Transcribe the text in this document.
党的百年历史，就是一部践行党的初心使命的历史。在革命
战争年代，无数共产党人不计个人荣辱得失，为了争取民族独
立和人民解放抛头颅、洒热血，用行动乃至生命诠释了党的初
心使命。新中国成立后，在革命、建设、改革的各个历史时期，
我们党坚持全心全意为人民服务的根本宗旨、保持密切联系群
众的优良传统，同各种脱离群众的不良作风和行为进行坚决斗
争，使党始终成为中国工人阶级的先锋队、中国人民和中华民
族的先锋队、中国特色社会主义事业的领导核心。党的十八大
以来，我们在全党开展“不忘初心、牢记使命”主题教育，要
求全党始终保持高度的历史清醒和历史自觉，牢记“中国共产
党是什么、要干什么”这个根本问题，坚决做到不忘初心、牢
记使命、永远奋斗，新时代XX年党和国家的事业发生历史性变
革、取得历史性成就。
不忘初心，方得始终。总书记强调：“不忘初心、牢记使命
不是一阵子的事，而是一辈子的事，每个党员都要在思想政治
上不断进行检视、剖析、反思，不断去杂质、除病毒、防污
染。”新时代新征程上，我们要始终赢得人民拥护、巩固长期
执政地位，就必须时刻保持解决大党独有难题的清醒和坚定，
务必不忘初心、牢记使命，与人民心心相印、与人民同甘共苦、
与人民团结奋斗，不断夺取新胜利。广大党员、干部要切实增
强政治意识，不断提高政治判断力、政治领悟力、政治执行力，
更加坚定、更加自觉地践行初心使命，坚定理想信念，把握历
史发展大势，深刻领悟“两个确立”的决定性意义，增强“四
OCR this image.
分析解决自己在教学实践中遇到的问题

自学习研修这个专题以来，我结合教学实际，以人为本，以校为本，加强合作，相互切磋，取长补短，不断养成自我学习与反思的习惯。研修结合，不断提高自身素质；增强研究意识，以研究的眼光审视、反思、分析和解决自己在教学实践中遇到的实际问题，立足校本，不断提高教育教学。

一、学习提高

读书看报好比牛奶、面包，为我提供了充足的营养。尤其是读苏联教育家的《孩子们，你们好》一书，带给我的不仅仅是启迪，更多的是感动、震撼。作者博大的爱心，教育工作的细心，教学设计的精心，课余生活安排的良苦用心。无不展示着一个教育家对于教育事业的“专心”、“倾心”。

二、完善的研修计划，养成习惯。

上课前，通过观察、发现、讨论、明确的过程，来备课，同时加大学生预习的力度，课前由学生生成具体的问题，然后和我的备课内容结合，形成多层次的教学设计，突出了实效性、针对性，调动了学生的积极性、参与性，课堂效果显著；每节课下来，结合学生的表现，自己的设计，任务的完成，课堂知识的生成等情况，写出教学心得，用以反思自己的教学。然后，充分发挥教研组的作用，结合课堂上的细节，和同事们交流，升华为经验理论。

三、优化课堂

• **Stated task**
Copy each line of the listing that holds the word "this".

• **Correct result**
Transcribe the text in this document.
OCR this image.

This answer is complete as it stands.